## Provided data
┄┄┄┄┄┄
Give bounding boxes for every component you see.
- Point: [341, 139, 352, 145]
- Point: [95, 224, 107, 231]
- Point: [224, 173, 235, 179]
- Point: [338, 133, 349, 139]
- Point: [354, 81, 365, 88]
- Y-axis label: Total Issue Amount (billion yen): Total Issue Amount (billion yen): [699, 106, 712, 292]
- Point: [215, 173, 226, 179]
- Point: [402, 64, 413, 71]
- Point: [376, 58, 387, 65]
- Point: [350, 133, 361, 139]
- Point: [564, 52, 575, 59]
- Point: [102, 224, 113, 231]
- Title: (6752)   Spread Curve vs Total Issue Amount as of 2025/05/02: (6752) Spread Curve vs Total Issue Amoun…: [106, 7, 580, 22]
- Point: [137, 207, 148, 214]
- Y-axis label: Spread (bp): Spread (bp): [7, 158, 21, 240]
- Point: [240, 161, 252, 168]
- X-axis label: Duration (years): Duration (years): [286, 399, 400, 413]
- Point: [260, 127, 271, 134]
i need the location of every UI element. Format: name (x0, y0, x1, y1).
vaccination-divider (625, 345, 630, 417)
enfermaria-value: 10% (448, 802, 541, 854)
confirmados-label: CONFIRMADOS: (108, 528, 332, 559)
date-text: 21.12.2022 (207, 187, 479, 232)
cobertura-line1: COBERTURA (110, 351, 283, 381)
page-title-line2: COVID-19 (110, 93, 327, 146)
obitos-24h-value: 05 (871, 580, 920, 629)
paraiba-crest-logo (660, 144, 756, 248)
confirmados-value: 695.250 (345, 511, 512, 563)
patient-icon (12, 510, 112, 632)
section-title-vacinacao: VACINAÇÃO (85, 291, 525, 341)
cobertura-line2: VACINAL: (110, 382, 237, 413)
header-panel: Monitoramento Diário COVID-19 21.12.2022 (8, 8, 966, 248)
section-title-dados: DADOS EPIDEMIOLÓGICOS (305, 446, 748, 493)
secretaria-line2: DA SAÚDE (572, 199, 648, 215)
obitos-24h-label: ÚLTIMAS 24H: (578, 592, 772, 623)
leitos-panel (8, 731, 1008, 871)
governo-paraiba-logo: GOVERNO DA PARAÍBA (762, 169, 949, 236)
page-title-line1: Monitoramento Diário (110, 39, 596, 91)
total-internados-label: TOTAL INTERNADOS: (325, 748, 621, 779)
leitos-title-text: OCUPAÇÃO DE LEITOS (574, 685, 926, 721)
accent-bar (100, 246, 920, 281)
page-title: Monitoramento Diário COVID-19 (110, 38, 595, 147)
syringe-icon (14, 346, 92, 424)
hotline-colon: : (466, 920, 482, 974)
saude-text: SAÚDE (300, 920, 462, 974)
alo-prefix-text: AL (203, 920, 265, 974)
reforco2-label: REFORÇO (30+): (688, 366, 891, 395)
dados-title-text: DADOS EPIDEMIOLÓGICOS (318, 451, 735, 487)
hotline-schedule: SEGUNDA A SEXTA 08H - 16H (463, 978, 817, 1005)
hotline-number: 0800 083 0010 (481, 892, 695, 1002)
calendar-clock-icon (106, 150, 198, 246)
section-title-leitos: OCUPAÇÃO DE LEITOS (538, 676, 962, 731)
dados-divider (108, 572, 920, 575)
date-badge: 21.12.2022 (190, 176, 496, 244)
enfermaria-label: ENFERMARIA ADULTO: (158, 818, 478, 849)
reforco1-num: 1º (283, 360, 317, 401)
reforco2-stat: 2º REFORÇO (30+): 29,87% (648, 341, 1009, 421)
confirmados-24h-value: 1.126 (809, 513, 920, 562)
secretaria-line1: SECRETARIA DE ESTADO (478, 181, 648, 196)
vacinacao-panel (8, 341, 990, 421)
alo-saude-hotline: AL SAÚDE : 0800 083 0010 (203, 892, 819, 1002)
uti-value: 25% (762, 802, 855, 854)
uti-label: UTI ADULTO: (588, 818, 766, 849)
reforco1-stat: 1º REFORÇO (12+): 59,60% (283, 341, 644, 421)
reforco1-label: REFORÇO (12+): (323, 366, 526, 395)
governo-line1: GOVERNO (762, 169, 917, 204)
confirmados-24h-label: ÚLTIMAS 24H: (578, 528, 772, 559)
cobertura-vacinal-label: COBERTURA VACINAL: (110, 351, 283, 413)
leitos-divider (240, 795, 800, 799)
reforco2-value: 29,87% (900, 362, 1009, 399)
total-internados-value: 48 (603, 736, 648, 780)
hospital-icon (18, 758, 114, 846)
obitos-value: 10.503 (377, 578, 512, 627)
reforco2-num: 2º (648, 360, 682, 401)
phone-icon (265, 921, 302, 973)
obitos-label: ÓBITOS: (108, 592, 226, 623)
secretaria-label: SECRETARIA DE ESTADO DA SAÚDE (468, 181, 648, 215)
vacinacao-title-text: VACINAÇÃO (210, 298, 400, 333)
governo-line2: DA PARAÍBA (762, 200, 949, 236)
┄┄┄┄┄┄
## What to do
Swap each "Point" in the listing above for "Marker", then write out every line again with nothing else altered.

## Full output
Give bounding boxes for every component you see.
- Marker: [341, 139, 352, 145]
- Marker: [95, 224, 107, 231]
- Marker: [224, 173, 235, 179]
- Marker: [338, 133, 349, 139]
- Marker: [354, 81, 365, 88]
- Y-axis label: Total Issue Amount (billion yen): Total Issue Amount (billion yen): [699, 106, 712, 292]
- Marker: [215, 173, 226, 179]
- Marker: [402, 64, 413, 71]
- Marker: [376, 58, 387, 65]
- Marker: [350, 133, 361, 139]
- Marker: [564, 52, 575, 59]
- Marker: [102, 224, 113, 231]
- Title: (6752)   Spread Curve vs Total Issue Amount as of 2025/05/02: (6752) Spread Curve vs Total Issue Amoun…: [106, 7, 580, 22]
- Marker: [137, 207, 148, 214]
- Y-axis label: Spread (bp): Spread (bp): [7, 158, 21, 240]
- Marker: [240, 161, 252, 168]
- X-axis label: Duration (years): Duration (years): [286, 399, 400, 413]
- Marker: [260, 127, 271, 134]
i need the location of every UI element. Format: name (x0, y0, x1, y1).
vaccination-divider (625, 345, 630, 417)
enfermaria-value: 10% (448, 802, 541, 854)
confirmados-label: CONFIRMADOS: (108, 528, 332, 559)
date-text: 21.12.2022 (207, 187, 479, 232)
cobertura-line1: COBERTURA (110, 351, 283, 381)
page-title-line2: COVID-19 (110, 93, 327, 146)
obitos-24h-value: 05 (871, 580, 920, 629)
paraiba-crest-logo (660, 144, 756, 248)
confirmados-value: 695.250 (345, 511, 512, 563)
patient-icon (12, 510, 112, 632)
section-title-vacinacao: VACINAÇÃO (85, 291, 525, 341)
cobertura-line2: VACINAL: (110, 382, 237, 413)
header-panel: Monitoramento Diário COVID-19 21.12.2022 (8, 8, 966, 248)
section-title-dados: DADOS EPIDEMIOLÓGICOS (305, 446, 748, 493)
secretaria-line2: DA SAÚDE (572, 199, 648, 215)
obitos-24h-label: ÚLTIMAS 24H: (578, 592, 772, 623)
leitos-panel (8, 731, 1008, 871)
governo-paraiba-logo: GOVERNO DA PARAÍBA (762, 169, 949, 236)
page-title-line1: Monitoramento Diário (110, 39, 596, 91)
total-internados-label: TOTAL INTERNADOS: (325, 748, 621, 779)
leitos-title-text: OCUPAÇÃO DE LEITOS (574, 685, 926, 721)
accent-bar (100, 246, 920, 281)
page-title: Monitoramento Diário COVID-19 (110, 38, 595, 147)
syringe-icon (14, 346, 92, 424)
hotline-colon: : (466, 920, 482, 974)
saude-text: SAÚDE (300, 920, 462, 974)
alo-prefix-text: AL (203, 920, 265, 974)
reforco2-label: REFORÇO (30+): (688, 366, 891, 395)
dados-title-text: DADOS EPIDEMIOLÓGICOS (318, 451, 735, 487)
hotline-schedule: SEGUNDA A SEXTA 08H - 16H (463, 978, 817, 1005)
hotline-number: 0800 083 0010 (481, 892, 695, 1002)
calendar-clock-icon (106, 150, 198, 246)
section-title-leitos: OCUPAÇÃO DE LEITOS (538, 676, 962, 731)
dados-divider (108, 572, 920, 575)
date-badge: 21.12.2022 (190, 176, 496, 244)
enfermaria-label: ENFERMARIA ADULTO: (158, 818, 478, 849)
reforco1-num: 1º (283, 360, 317, 401)
reforco2-stat: 2º REFORÇO (30+): 29,87% (648, 341, 1009, 421)
confirmados-24h-value: 1.126 (809, 513, 920, 562)
secretaria-line1: SECRETARIA DE ESTADO (478, 181, 648, 196)
vacinacao-panel (8, 341, 990, 421)
alo-saude-hotline: AL SAÚDE : 0800 083 0010 (203, 892, 819, 1002)
uti-value: 25% (762, 802, 855, 854)
uti-label: UTI ADULTO: (588, 818, 766, 849)
reforco1-stat: 1º REFORÇO (12+): 59,60% (283, 341, 644, 421)
reforco1-label: REFORÇO (12+): (323, 366, 526, 395)
governo-line1: GOVERNO (762, 169, 917, 204)
confirmados-24h-label: ÚLTIMAS 24H: (578, 528, 772, 559)
cobertura-vacinal-label: COBERTURA VACINAL: (110, 351, 283, 413)
leitos-divider (240, 795, 800, 799)
reforco2-value: 29,87% (900, 362, 1009, 399)
total-internados-value: 48 (603, 736, 648, 780)
hospital-icon (18, 758, 114, 846)
obitos-value: 10.503 (377, 578, 512, 627)
reforco2-num: 2º (648, 360, 682, 401)
phone-icon (265, 921, 302, 973)
obitos-label: ÓBITOS: (108, 592, 226, 623)
secretaria-label: SECRETARIA DE ESTADO DA SAÚDE (468, 181, 648, 215)
vacinacao-title-text: VACINAÇÃO (210, 298, 400, 333)
governo-line2: DA PARAÍBA (762, 200, 949, 236)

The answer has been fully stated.